_What is asked_. Reproduce the material in full, unchanged.

─── Records to process

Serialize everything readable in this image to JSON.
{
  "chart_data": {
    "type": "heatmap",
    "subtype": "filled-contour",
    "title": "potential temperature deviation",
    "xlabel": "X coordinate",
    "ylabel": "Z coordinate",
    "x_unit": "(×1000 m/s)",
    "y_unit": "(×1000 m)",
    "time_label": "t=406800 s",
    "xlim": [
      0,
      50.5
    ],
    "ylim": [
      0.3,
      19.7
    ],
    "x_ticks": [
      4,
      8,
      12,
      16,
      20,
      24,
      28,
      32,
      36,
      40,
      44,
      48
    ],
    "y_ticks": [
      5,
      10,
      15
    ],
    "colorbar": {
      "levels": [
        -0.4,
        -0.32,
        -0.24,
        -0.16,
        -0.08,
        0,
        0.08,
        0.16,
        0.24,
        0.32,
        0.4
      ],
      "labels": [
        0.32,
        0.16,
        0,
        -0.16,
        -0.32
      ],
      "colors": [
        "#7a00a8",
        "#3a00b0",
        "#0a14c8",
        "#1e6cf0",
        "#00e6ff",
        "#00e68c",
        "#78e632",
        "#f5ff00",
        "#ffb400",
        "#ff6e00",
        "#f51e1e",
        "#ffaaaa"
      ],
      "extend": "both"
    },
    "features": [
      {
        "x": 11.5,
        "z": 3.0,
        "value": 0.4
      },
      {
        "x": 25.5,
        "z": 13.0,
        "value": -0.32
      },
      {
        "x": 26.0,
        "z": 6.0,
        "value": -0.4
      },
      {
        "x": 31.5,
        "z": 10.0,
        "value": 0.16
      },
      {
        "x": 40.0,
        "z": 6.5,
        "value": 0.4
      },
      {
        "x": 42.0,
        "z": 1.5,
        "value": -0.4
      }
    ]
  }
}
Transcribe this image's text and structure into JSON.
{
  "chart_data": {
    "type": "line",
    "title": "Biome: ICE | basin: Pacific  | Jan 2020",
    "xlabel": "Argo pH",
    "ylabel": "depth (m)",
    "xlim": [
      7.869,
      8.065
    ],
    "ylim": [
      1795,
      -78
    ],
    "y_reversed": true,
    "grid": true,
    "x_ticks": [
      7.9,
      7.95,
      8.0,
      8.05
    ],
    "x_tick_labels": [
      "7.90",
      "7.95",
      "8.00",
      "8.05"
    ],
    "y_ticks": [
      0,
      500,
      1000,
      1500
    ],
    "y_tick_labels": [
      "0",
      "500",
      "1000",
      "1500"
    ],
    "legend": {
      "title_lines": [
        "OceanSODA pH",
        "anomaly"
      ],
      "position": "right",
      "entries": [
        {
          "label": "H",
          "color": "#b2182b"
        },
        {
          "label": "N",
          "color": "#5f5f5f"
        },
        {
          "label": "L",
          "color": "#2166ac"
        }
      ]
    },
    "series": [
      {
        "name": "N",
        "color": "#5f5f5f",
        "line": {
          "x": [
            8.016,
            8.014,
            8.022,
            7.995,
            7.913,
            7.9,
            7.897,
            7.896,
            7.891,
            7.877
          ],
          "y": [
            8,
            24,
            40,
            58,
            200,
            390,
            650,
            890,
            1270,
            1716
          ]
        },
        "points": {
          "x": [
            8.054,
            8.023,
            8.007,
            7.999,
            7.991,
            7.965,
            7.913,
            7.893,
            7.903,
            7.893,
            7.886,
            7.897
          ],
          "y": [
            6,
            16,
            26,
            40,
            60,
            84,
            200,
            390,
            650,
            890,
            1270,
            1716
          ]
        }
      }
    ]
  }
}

──────

_Final answer_.
Serialize everything readable in this image to JSON.
{
  "chart_data": {
    "type": "heatmap",
    "subtype": "filled-contour",
    "title": "potential temperature deviation",
    "xlabel": "X coordinate",
    "ylabel": "Z coordinate",
    "x_unit": "(×1000 m/s)",
    "y_unit": "(×1000 m)",
    "time_label": "t=406800 s",
    "xlim": [
      0,
      50.5
    ],
    "ylim": [
      0.3,
      19.7
    ],
    "x_ticks": [
      4,
      8,
      12,
      16,
      20,
      24,
      28,
      32,
      36,
      40,
      44,
      48
    ],
    "y_ticks": [
      5,
      10,
      15
    ],
    "colorbar": {
      "levels": [
        -0.4,
        -0.32,
        -0.24,
        -0.16,
        -0.08,
        0,
        0.08,
        0.16,
        0.24,
        0.32,
        0.4
      ],
      "labels": [
        0.32,
        0.16,
        0,
        -0.16,
        -0.32
      ],
      "colors": [
        "#7a00a8",
        "#3a00b0",
        "#0a14c8",
        "#1e6cf0",
        "#00e6ff",
        "#00e68c",
        "#78e632",
        "#f5ff00",
        "#ffb400",
        "#ff6e00",
        "#f51e1e",
        "#ffaaaa"
      ],
      "extend": "both"
    },
    "features": [
      {
        "x": 11.5,
        "z": 3.0,
        "value": 0.4
      },
      {
        "x": 25.5,
        "z": 13.0,
        "value": -0.32
      },
      {
        "x": 26.0,
        "z": 6.0,
        "value": -0.4
      },
      {
        "x": 31.5,
        "z": 10.0,
        "value": 0.16
      },
      {
        "x": 40.0,
        "z": 6.5,
        "value": 0.4
      },
      {
        "x": 42.0,
        "z": 1.5,
        "value": -0.4
      }
    ]
  }
}
Transcribe this image's text and structure into JSON.
{
  "chart_data": {
    "type": "line",
    "title": "Biome: ICE | basin: Pacific  | Jan 2020",
    "xlabel": "Argo pH",
    "ylabel": "depth (m)",
    "xlim": [
      7.869,
      8.065
    ],
    "ylim": [
      1795,
      -78
    ],
    "y_reversed": true,
    "grid": true,
    "x_ticks": [
      7.9,
      7.95,
      8.0,
      8.05
    ],
    "x_tick_labels": [
      "7.90",
      "7.95",
      "8.00",
      "8.05"
    ],
    "y_ticks": [
      0,
      500,
      1000,
      1500
    ],
    "y_tick_labels": [
      "0",
      "500",
      "1000",
      "1500"
    ],
    "legend": {
      "title_lines": [
        "OceanSODA pH",
        "anomaly"
      ],
      "position": "right",
      "entries": [
        {
          "label": "H",
          "color": "#b2182b"
        },
        {
          "label": "N",
          "color": "#5f5f5f"
        },
        {
          "label": "L",
          "color": "#2166ac"
        }
      ]
    },
    "series": [
      {
        "name": "N",
        "color": "#5f5f5f",
        "line": {
          "x": [
            8.016,
            8.014,
            8.022,
            7.995,
            7.913,
            7.9,
            7.897,
            7.896,
            7.891,
            7.877
          ],
          "y": [
            8,
            24,
            40,
            58,
            200,
            390,
            650,
            890,
            1270,
            1716
          ]
        },
        "points": {
          "x": [
            8.054,
            8.023,
            8.007,
            7.999,
            7.991,
            7.965,
            7.913,
            7.893,
            7.903,
            7.893,
            7.886,
            7.897
          ],
          "y": [
            6,
            16,
            26,
            40,
            60,
            84,
            200,
            390,
            650,
            890,
            1270,
            1716
          ]
        }
      }
    ]
  }
}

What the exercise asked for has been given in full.